• Records from a data collection:
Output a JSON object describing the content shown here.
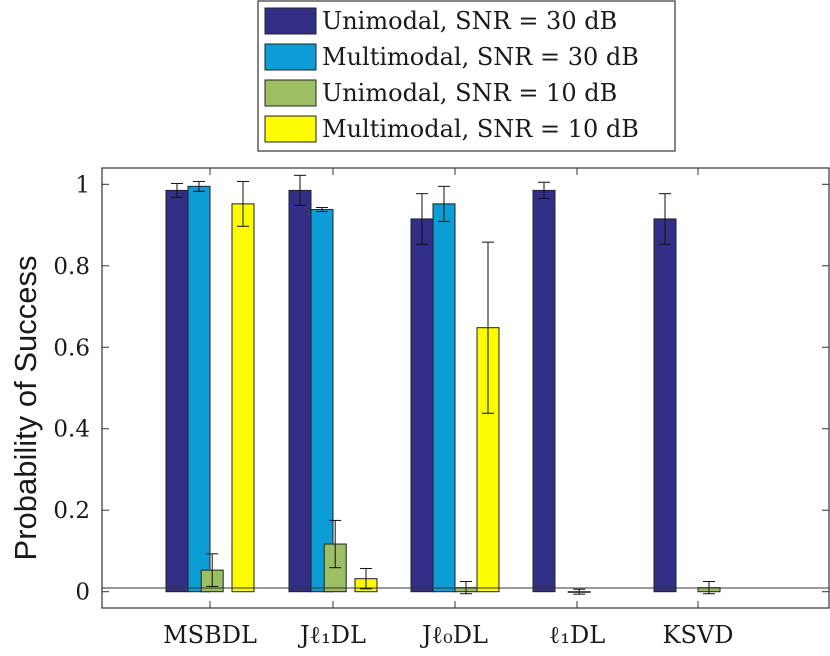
{
  "chart_data": {
    "type": "bar",
    "categories": [
      "MSBDL",
      "Jℓ₁DL",
      "Jℓ₀DL",
      "ℓ₁DL",
      "KSVD"
    ],
    "ylabel": "Probability of Success",
    "xlabel": "",
    "ylim": [
      -0.04,
      1.04
    ],
    "yticks": [
      0,
      0.2,
      0.4,
      0.6,
      0.8,
      1
    ],
    "ytick_labels": [
      "0",
      "0.2",
      "0.4",
      "0.6",
      "0.8",
      "1"
    ],
    "grid": false,
    "legend_position": "top-outside",
    "series": [
      {
        "name": "Unimodal, SNR = 30 dB",
        "color": "#332e86",
        "values": [
          0.985,
          0.985,
          0.915,
          0.985,
          0.915
        ],
        "errors": [
          0.017,
          0.037,
          0.062,
          0.02,
          0.062
        ]
      },
      {
        "name": "Multimodal, SNR = 30 dB",
        "color": "#0d9dd6",
        "values": [
          0.995,
          0.938,
          0.952,
          null,
          null
        ],
        "errors": [
          0.012,
          0.005,
          0.043,
          null,
          null
        ]
      },
      {
        "name": "Unimodal, SNR = 10 dB",
        "color": "#9dbf63",
        "values": [
          0.053,
          0.117,
          0.01,
          0.0,
          0.01
        ],
        "errors": [
          0.04,
          0.058,
          0.015,
          0.006,
          0.015
        ],
        "x_offsets": [
          -0.4,
          -0.4,
          0,
          -0.4,
          0
        ]
      },
      {
        "name": "Multimodal, SNR = 10 dB",
        "color": "#fbfb04",
        "values": [
          0.952,
          0.032,
          0.648,
          null,
          null
        ],
        "errors": [
          0.055,
          0.025,
          0.21,
          null,
          null
        ]
      }
    ]
  }
}
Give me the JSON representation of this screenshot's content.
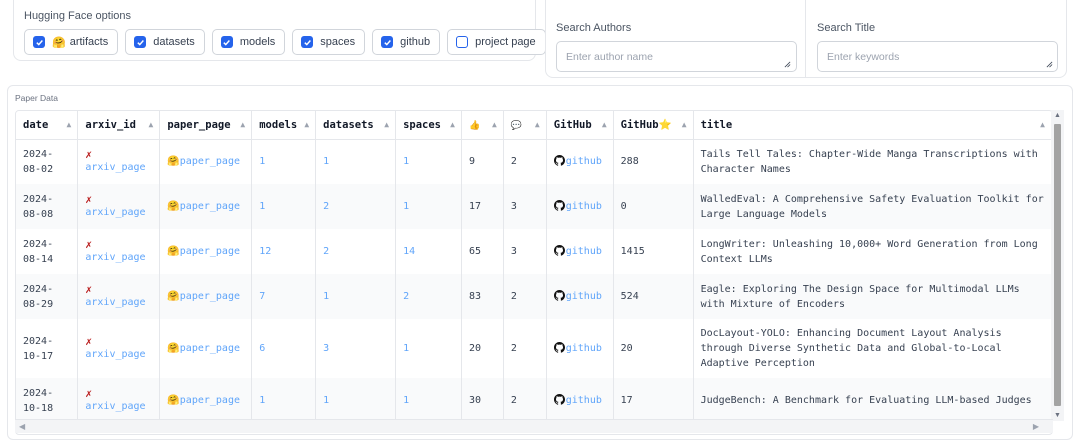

• Written task: Leave out the pictures and transcribe the entries above exactly.

• Task solution:
Output a JSON object describing the content shown here.
{
  "chart_data": {
    "type": "bar",
    "categories": [
      "MSBDL",
      "Jℓ₁DL",
      "Jℓ₀DL",
      "ℓ₁DL",
      "KSVD"
    ],
    "ylabel": "Probability of Success",
    "xlabel": "",
    "ylim": [
      -0.04,
      1.04
    ],
    "yticks": [
      0,
      0.2,
      0.4,
      0.6,
      0.8,
      1
    ],
    "ytick_labels": [
      "0",
      "0.2",
      "0.4",
      "0.6",
      "0.8",
      "1"
    ],
    "grid": false,
    "legend_position": "top-outside",
    "series": [
      {
        "name": "Unimodal, SNR = 30 dB",
        "color": "#332e86",
        "values": [
          0.985,
          0.985,
          0.915,
          0.985,
          0.915
        ],
        "errors": [
          0.017,
          0.037,
          0.062,
          0.02,
          0.062
        ]
      },
      {
        "name": "Multimodal, SNR = 30 dB",
        "color": "#0d9dd6",
        "values": [
          0.995,
          0.938,
          0.952,
          null,
          null
        ],
        "errors": [
          0.012,
          0.005,
          0.043,
          null,
          null
        ]
      },
      {
        "name": "Unimodal, SNR = 10 dB",
        "color": "#9dbf63",
        "values": [
          0.053,
          0.117,
          0.01,
          0.0,
          0.01
        ],
        "errors": [
          0.04,
          0.058,
          0.015,
          0.006,
          0.015
        ],
        "x_offsets": [
          -0.4,
          -0.4,
          0,
          -0.4,
          0
        ]
      },
      {
        "name": "Multimodal, SNR = 10 dB",
        "color": "#fbfb04",
        "values": [
          0.952,
          0.032,
          0.648,
          null,
          null
        ],
        "errors": [
          0.055,
          0.025,
          0.21,
          null,
          null
        ]
      }
    ]
  }
}
Give me the JSON representation of this screenshot's content.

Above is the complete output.